Prompt –
Answer these questions from the text below on taxes:
(a) How much capital gains tax is paid in the example with $41,000 of income and $10,000 of capital gains?
(b) Which state is named as having no estate tax right now?
(c) What is the 2021 estate tax exemption per couple?

Selected text –
◇ ◇ ◇ ◇ ◇
Keep in mind that the thresholds above include both ordinary income and capital gains. For example, if you had $30,000 of ordinary income and $10,000 of capital gains, then your capital gains rate would be 0%. But if you had $41,000 of income and $10,000 of capital gains, you would pay 15% on the $10,000 of capital gains, for a capital gains tax of $1,500.
While ordinary income counts for capital gains brackets, capital gains don’t count toward your ordinary income brackets.
An unmarried individual with $40,000 of taxable income and $10,000 of capital gains would be in the 12% bracket for federal income—the capital gains wouldn’t bump you up into the 22%—but they would be in the 15% capital gains bracket.
Inheritance Taxes
Money that you leave behind when you die is subject to the federal estate tax rules. These rules are complicated, but here are some of the most important points:
Estate taxes apply to the total value of all assets you leave behind when you die.
There are both federal and state estate taxes. Tennessee has no estate tax right now, but if you live in another state, check their specific rules because each state is different.
The federal estate tax rate is 40% on taxable amounts over 1 million, but it doesn’t apply in most situations because the estate tax exemption is so high.
For 2021, the estate tax exemption is $11.7 million per individual and $23.4 million per couple.
That means that your estate doesn’t pay taxes on the first $11.7 million dollars in assets per individual.
The exemption is, however, set to expire and revert back to about $5 million in 2026—if Congress doesn’t do anything about it—but even then it won’t apply to most people, as couples will still have an exemption over $10 million.
If your estate looks to be more than the above exemptions, make sure to talk to a qualified estate planning attorney.
Even if your estate won’t be above the exemptions, you still might want to talk to an estate planning attorney, because good estate planning has other benefits as well.
Step Up in Basis
When an asset passes to an heir after death, it receives a step up in basis (under current law).
A step up in basis is when the basis of the asset gets an increase in basis to the value of the asset on the date of death, instead of the original basis.
For example, say your dad bought a property in 1970 for $10,000, and today it’s worth $200,000. If he sold it today, he would have $190,000 of gains (basis of $10,000 minus $200,000 sale price). But if he doesn’t sell it and you inherit it after he dies, your basis in the property gets a “step up” to $200,000.
◇ ◇ ◇ ◇ ◇
Supplied information –
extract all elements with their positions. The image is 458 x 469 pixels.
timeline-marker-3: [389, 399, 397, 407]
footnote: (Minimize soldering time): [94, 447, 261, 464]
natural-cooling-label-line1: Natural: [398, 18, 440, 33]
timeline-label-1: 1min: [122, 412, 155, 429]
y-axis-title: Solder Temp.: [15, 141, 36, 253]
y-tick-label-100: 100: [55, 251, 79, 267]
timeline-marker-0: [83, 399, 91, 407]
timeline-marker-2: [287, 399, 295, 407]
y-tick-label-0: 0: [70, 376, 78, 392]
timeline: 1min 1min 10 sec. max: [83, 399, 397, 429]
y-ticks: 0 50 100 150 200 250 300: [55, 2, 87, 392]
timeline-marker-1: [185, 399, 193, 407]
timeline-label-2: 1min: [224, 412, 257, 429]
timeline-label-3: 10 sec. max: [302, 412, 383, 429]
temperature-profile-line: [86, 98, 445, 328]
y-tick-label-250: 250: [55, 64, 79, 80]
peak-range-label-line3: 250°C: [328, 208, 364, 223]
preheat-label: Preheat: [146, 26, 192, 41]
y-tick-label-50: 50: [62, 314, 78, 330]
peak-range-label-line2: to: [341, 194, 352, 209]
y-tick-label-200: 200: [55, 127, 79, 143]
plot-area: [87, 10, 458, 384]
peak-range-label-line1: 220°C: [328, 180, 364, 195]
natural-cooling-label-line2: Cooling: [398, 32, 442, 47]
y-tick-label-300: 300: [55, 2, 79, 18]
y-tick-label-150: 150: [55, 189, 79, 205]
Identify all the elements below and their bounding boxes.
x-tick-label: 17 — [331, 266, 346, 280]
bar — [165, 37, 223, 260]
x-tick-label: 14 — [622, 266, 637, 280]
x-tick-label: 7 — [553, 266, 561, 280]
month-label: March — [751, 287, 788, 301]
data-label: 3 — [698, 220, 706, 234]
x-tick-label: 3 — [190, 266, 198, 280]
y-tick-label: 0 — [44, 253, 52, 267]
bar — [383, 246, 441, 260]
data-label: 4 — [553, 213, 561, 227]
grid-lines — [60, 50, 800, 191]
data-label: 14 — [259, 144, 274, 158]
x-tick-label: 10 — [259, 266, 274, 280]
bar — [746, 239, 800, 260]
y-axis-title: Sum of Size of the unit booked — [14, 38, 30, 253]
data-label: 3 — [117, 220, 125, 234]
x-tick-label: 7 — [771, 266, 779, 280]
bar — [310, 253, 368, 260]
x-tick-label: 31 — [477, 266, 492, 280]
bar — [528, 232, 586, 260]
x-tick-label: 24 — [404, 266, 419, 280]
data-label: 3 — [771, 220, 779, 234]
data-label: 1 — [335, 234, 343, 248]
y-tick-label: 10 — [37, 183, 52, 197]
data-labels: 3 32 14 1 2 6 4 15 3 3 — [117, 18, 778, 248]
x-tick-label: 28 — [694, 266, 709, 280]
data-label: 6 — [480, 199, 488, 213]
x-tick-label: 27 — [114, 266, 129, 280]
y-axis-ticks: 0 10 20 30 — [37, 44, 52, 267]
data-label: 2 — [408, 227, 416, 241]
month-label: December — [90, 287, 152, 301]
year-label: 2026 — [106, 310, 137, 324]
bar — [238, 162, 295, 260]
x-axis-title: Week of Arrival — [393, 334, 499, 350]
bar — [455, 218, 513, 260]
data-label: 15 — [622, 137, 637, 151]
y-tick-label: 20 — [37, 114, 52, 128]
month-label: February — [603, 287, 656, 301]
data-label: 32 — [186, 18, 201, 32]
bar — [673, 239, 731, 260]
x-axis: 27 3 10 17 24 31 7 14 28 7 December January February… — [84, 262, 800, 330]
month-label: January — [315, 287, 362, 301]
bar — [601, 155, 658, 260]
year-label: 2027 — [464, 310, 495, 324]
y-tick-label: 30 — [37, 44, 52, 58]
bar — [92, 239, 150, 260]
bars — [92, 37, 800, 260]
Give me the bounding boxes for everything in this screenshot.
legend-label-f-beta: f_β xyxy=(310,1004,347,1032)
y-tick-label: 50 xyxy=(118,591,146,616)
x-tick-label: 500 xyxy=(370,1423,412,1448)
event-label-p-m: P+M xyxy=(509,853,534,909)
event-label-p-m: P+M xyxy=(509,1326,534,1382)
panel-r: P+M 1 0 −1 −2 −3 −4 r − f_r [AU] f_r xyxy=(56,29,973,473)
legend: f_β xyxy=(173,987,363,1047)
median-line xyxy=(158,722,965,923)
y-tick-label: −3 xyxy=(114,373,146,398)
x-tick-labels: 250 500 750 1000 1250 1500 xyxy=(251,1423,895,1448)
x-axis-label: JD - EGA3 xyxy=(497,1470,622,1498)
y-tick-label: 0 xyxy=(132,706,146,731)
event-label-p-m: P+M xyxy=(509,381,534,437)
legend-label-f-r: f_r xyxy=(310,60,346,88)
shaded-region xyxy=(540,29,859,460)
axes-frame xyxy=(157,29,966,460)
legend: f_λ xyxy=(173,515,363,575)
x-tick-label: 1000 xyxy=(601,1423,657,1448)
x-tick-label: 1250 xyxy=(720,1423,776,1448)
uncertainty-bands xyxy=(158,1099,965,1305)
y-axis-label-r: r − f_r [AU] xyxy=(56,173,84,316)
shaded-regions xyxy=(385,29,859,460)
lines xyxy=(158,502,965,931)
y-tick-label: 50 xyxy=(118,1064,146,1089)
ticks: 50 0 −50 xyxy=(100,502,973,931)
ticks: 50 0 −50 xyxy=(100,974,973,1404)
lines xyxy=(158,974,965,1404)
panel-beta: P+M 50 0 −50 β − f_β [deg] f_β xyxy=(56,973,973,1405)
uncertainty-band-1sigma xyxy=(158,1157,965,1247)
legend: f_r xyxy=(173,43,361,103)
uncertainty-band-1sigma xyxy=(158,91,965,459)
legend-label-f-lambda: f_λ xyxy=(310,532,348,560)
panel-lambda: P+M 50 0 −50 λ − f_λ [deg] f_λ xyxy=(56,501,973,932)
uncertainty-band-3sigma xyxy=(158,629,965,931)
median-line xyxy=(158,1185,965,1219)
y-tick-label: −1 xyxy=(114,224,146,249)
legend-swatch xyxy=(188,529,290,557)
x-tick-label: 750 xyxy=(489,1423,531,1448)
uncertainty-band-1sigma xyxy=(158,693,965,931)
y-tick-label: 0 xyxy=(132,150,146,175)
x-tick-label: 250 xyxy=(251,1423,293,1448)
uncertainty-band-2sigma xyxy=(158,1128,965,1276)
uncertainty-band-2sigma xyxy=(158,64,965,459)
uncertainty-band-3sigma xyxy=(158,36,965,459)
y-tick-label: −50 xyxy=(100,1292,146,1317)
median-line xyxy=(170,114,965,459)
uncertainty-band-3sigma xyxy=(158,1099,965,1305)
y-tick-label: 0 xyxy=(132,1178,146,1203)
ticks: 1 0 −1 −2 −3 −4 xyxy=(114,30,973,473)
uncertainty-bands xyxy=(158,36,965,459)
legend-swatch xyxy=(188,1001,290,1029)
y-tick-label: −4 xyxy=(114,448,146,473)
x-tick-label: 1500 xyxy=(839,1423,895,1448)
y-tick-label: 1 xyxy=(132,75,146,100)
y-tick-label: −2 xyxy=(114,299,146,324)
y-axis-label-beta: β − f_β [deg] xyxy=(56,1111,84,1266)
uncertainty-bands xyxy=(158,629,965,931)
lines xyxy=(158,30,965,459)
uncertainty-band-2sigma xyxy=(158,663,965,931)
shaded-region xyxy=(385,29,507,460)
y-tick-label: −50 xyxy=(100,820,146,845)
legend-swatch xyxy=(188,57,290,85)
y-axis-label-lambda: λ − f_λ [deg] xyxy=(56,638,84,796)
◇ ◇ ◇ ◇ ◇
Expected answer –
(a) $1,500
(b) Tennessee
(c) $23.4 million